*** Opening EXCERPT TO READ ***
Leggi in italiano

The National March for Science in Rome, Italy on April 22, 2017. Credit: Jacopo Landi/NurPhoto via Getty Images.

It was timely that the theme chosen by the United Nations to celebrate the latest Human Rights Day, in December 2020, was ‘Recover Better - Stand Up for Human Rights’, and that the message focused on the need for human rights to be put at the centre of recovery efforts.

The pandemic is aggravating discrimination, inequality, poverty and misery all over the world. The emergency laws have had consequences for civil and political rights, suspending elections, canceling assemblies, restricting the possibility to demonstrate in the open, stifling criticism aimed at governments. Global solidarity will need to become a central component of the recovery. There is a structural need to reaffirm the importance of human rights in re-building after the disruption caused by the virus.
*** Closing EXCERPT TO READ ***
* REQUIREMENT: Reproduce the passage on human rights and the pandemic word for word, everything from "Leggi in italiano" down to "of recovery efforts.".
*** Opening RECORDS PROVIDED ***
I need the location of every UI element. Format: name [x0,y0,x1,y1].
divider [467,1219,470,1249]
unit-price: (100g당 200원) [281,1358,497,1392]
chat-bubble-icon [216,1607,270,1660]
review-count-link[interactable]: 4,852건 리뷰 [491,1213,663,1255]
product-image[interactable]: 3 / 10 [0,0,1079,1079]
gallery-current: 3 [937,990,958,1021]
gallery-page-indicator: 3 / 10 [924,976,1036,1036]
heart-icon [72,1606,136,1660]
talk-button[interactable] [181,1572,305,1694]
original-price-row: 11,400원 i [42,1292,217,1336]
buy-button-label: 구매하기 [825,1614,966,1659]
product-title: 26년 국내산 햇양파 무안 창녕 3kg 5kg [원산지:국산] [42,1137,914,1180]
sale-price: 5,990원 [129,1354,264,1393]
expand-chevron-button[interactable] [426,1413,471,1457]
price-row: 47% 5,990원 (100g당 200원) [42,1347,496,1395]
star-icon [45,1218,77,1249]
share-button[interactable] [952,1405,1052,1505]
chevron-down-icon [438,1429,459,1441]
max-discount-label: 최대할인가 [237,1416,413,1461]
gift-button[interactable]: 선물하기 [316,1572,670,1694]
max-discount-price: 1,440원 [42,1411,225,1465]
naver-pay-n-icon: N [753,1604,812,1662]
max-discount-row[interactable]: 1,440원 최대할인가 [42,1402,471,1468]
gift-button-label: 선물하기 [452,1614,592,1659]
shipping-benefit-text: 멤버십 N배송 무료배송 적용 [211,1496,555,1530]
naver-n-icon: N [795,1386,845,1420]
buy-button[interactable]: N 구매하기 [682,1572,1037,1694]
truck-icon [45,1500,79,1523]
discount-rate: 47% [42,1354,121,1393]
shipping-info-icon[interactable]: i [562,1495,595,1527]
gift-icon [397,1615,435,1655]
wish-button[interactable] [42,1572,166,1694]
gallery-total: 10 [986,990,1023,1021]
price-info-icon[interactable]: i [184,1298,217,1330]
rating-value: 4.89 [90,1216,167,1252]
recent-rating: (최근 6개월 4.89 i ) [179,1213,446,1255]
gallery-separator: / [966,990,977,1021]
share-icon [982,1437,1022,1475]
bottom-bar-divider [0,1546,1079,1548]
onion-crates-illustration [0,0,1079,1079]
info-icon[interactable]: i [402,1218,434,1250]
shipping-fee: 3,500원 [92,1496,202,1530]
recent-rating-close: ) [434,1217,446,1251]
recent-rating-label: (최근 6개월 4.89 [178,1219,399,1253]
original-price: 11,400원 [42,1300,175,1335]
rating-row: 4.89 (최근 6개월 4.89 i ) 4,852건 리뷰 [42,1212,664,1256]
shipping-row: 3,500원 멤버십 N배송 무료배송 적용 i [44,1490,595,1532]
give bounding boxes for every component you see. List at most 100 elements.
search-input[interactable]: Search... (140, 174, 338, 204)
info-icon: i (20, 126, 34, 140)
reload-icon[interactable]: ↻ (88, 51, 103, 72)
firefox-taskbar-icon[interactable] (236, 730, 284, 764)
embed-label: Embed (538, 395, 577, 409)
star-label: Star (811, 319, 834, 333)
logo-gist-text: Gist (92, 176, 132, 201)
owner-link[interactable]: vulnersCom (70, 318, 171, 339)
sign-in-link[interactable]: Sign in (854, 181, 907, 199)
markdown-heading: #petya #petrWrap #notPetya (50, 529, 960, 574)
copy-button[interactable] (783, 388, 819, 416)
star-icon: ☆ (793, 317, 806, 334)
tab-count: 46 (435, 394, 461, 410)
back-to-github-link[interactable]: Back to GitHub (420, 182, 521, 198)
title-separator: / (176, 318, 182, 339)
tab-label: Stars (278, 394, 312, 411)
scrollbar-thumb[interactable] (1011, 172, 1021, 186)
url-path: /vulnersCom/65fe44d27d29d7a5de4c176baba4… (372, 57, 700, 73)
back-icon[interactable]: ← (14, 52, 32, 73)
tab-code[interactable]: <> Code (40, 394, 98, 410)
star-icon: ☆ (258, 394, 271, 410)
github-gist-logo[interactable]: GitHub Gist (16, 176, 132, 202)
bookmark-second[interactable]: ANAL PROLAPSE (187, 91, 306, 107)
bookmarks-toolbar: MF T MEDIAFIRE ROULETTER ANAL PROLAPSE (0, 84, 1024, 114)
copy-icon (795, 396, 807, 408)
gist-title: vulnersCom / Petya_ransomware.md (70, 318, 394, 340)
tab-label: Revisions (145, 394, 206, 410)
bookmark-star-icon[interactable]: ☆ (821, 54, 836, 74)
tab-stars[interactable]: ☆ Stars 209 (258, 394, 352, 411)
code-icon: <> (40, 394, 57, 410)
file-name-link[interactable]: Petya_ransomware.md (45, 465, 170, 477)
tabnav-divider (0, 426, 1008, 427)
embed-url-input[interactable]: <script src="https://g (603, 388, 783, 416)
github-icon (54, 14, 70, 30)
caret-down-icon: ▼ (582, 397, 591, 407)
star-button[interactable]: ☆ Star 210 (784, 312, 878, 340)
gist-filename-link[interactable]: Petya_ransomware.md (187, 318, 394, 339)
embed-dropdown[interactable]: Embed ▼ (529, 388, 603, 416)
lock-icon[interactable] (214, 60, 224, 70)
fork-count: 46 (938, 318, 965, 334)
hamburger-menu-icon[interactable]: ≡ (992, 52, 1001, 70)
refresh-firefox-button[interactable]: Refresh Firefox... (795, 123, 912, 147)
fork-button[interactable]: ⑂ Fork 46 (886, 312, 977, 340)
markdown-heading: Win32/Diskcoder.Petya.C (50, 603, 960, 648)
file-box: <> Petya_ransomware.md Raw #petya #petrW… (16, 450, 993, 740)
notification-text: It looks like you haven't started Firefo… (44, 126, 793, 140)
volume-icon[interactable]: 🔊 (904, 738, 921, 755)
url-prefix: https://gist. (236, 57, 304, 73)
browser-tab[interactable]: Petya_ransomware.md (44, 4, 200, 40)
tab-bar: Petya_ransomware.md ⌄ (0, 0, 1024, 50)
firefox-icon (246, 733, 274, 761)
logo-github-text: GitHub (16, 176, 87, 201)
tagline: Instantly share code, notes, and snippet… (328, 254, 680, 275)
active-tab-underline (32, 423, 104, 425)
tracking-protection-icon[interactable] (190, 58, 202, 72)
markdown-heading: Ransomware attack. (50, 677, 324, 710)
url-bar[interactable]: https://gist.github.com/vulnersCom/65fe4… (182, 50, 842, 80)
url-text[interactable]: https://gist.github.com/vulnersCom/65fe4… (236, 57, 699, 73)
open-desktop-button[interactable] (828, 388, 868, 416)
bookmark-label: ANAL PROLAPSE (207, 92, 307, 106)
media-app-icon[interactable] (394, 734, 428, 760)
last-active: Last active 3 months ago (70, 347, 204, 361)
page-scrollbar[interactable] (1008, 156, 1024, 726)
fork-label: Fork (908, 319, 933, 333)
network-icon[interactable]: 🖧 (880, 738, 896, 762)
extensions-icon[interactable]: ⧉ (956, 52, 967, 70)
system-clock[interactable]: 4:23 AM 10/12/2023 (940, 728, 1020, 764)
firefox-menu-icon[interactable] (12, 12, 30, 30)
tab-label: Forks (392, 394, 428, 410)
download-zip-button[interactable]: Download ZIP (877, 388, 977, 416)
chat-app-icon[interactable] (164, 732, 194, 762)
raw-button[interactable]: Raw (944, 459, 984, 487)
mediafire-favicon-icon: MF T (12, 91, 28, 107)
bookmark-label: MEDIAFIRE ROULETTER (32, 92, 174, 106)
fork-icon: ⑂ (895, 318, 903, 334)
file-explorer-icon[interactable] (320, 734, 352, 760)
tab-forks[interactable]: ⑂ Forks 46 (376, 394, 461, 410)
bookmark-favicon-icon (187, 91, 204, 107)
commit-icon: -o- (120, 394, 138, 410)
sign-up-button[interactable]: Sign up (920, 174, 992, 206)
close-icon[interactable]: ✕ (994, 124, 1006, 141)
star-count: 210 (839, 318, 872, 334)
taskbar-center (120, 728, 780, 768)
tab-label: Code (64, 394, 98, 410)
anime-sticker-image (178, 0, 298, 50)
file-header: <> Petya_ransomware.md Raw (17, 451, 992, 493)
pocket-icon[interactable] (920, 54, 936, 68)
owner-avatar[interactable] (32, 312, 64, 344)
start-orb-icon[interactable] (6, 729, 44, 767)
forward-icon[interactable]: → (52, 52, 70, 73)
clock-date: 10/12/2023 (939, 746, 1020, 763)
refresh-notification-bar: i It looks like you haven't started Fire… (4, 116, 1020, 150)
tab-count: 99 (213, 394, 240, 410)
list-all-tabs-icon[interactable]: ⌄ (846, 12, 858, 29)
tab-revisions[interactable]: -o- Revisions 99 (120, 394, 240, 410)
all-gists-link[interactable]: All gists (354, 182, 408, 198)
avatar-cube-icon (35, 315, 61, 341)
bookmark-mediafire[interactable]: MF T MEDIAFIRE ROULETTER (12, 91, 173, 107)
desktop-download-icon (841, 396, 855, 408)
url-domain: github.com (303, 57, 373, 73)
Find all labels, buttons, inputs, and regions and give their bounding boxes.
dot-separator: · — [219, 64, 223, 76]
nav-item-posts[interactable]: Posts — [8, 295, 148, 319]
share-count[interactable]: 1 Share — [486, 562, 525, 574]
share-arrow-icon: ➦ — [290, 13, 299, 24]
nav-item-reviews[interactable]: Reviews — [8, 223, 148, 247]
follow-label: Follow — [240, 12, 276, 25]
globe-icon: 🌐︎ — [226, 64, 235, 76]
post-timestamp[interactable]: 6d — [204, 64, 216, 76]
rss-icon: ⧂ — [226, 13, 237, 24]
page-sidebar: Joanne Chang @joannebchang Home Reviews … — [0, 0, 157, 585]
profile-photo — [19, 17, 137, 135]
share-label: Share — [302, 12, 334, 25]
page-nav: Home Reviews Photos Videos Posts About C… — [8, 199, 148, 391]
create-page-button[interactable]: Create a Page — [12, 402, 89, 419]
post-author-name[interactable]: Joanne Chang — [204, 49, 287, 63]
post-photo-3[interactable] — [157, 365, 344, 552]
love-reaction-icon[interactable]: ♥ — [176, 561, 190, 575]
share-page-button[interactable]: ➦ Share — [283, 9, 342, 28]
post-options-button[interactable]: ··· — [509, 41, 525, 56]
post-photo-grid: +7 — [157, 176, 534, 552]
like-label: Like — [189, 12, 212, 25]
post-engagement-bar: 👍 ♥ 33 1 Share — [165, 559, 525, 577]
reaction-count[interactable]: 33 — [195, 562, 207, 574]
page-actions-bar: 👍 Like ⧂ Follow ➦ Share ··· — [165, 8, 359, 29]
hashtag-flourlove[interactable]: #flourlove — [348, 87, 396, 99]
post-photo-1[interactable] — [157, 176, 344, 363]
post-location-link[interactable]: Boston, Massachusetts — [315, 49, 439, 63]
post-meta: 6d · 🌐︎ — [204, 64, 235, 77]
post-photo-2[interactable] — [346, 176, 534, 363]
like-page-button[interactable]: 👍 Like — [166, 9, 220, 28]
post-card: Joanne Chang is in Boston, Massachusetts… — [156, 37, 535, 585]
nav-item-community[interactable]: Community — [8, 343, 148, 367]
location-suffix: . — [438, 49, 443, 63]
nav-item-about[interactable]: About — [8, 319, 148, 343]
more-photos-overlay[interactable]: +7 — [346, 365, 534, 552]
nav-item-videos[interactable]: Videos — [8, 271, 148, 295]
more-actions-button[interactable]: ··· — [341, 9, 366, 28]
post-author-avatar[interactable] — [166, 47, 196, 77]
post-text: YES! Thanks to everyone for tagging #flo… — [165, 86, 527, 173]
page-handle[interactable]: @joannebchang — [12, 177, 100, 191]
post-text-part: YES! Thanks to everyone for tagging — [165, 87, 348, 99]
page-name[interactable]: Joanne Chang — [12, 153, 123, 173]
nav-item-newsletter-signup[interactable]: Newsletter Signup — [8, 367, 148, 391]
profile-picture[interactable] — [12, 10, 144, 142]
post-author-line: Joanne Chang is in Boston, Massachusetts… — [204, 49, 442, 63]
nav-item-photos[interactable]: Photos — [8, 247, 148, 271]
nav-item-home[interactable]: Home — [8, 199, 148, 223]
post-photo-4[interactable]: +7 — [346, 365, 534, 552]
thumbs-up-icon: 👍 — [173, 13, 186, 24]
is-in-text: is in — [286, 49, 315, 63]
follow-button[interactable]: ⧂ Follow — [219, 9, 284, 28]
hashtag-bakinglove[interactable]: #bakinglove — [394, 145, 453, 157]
*** Closing RECORDS PROVIDED ***
* TASK RESULT:
Leggi in italiano

The National March for Science in Rome, Italy on April 22, 2017. Credit: Jacopo Landi/NurPhoto via Getty Images.

It was timely that the theme chosen by the United Nations to celebrate the latest Human Rights Day, in December 2020, was ‘Recover Better - Stand Up for Human Rights’, and that the message focused on the need for human rights to be put at the centre of recovery efforts.